» Work instructions: Return a copy of every line in the records that includes the word "Moshe".

» Saved data entries:
##############################

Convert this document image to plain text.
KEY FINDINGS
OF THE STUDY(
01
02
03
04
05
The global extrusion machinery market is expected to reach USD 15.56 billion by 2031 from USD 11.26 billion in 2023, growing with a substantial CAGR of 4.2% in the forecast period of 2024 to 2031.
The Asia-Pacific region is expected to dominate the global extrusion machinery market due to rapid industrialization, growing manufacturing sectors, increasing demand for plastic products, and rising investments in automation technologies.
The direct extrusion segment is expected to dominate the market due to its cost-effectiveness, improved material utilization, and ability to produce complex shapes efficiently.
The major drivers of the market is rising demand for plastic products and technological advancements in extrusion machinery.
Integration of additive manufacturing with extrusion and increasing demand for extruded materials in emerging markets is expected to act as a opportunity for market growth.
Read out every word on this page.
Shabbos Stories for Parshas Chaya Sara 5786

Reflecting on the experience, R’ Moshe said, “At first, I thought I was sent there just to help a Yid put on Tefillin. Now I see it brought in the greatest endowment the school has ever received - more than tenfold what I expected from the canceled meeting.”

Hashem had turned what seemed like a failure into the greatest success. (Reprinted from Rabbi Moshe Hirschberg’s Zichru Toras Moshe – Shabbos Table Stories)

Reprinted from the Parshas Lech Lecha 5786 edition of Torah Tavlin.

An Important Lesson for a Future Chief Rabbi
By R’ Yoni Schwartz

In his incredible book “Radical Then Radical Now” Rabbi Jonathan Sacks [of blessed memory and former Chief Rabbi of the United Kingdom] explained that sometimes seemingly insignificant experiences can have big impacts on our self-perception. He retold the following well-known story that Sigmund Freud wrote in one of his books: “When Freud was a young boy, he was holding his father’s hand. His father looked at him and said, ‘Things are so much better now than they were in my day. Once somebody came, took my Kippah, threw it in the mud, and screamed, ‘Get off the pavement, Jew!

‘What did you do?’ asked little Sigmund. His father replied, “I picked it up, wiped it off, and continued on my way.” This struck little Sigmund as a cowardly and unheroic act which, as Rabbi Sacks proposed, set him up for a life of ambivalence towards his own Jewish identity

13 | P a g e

##############################

» Solution for this task:
Reflecting on the experience, R’ Moshe said, “At first, I thought I was sent there just to help a Yid put on Tefillin. Now I see it brought in the greatest endowment the school has ever received - more than tenfold what I expected from the canceled meeting.”
Hashem had turned what seemed like a failure into the greatest success. (Reprinted from Rabbi Moshe Hirschberg’s Zichru Toras Moshe – Shabbos Table Stories)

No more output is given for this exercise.